**RECORDS TO USE**

** start **

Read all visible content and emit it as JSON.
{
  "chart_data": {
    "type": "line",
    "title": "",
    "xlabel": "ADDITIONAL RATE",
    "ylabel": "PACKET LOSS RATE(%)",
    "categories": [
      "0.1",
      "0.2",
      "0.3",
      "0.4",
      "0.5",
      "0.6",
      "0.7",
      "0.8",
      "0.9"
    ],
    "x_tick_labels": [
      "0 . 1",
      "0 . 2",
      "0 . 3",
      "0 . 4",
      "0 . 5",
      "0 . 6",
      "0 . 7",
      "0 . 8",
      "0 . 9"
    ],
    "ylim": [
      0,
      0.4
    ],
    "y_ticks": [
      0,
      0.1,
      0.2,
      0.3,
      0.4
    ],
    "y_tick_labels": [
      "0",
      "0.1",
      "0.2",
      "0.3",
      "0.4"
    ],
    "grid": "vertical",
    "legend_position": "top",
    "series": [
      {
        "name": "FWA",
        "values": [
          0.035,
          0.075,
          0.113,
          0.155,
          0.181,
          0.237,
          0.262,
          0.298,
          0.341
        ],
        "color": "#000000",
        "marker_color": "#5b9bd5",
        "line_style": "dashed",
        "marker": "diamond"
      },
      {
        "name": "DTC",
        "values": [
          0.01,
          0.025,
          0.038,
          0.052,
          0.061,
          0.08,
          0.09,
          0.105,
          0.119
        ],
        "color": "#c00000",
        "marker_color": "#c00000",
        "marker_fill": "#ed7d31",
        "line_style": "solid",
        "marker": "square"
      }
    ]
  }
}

** end **
** start **

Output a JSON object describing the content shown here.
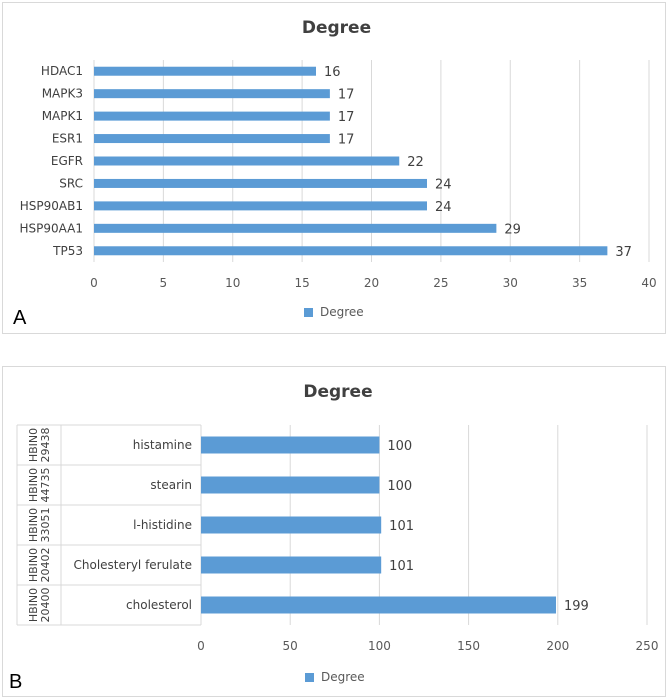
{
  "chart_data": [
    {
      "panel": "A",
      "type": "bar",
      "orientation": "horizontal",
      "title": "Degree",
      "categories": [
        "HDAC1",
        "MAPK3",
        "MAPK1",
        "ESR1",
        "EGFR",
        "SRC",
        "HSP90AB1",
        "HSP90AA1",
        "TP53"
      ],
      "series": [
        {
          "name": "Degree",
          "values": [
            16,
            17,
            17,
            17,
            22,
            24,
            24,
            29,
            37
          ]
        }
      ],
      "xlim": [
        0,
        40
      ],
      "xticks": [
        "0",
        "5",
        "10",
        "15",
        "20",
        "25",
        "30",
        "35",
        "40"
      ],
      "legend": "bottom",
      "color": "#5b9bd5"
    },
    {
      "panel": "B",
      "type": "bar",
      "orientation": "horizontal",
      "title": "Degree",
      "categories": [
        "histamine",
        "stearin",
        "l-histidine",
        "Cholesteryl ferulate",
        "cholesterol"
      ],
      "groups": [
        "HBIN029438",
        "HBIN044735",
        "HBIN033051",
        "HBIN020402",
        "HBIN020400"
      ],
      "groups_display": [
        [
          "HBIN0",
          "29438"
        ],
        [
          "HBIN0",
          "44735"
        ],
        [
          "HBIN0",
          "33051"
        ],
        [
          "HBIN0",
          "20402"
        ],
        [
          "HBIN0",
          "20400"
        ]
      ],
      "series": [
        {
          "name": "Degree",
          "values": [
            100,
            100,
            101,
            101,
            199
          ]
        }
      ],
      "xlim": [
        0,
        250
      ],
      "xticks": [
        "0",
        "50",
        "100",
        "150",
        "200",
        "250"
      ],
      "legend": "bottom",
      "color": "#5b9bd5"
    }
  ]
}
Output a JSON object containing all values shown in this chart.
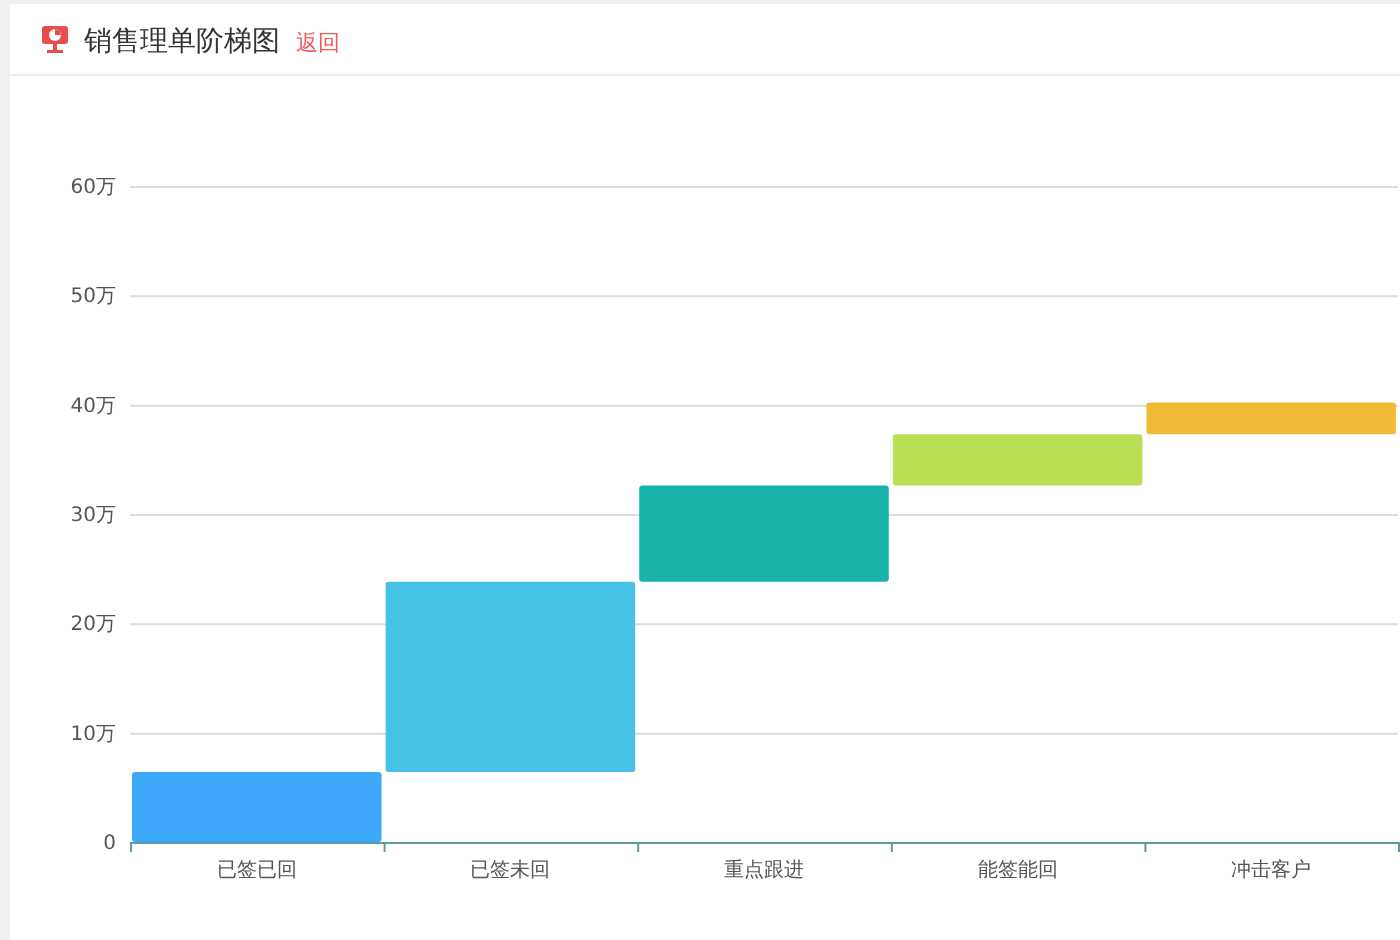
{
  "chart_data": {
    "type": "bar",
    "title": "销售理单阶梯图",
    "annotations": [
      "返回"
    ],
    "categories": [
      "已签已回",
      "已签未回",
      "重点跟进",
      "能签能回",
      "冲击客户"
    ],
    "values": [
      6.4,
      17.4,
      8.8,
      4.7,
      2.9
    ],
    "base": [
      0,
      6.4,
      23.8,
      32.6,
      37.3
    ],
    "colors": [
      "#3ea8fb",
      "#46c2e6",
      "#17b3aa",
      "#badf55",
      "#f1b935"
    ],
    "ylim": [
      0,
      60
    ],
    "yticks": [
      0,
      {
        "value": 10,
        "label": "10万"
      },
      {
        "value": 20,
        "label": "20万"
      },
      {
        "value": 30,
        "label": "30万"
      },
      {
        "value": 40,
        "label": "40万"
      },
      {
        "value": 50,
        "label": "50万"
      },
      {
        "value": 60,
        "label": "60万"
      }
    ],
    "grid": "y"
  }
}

** end **
** start **

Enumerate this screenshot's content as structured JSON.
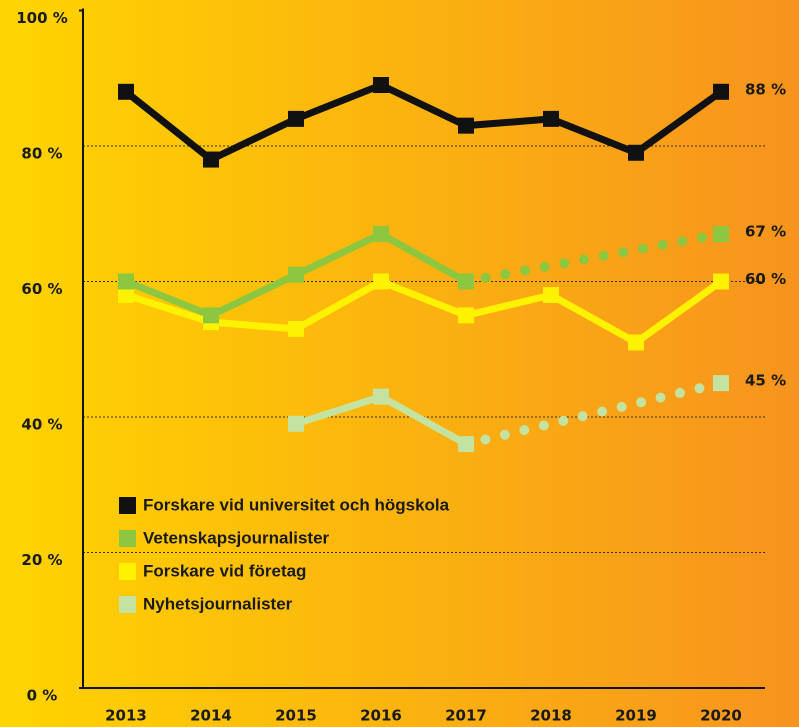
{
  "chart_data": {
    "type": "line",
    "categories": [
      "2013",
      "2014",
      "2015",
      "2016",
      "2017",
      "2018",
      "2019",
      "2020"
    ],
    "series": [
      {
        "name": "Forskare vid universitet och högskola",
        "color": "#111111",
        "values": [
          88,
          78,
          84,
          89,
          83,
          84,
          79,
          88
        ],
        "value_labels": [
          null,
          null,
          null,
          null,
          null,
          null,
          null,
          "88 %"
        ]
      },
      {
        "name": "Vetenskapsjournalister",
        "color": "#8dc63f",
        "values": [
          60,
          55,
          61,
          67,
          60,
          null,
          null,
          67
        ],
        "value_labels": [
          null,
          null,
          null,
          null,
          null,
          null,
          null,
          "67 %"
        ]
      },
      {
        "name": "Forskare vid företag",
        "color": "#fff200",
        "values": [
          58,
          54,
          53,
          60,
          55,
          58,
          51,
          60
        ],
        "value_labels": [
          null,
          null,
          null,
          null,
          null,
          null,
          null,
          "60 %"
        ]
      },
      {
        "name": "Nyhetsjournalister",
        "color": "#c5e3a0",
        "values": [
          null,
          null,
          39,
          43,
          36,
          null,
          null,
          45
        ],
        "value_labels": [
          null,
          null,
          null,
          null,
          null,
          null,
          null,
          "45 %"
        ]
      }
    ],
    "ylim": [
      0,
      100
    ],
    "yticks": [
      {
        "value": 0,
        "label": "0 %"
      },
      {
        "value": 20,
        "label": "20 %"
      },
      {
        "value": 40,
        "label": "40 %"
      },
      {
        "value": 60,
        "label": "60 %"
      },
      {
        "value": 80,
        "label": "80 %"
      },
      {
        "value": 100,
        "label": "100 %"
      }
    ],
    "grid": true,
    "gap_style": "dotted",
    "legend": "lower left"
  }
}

** end **

**REQUIRED WORK**
Copy every line of the material in which the word "object" occurs.

**THE ANSWER**
Output a JSON object describing the content shown here.
Output a JSON object containing all values shown in this chart.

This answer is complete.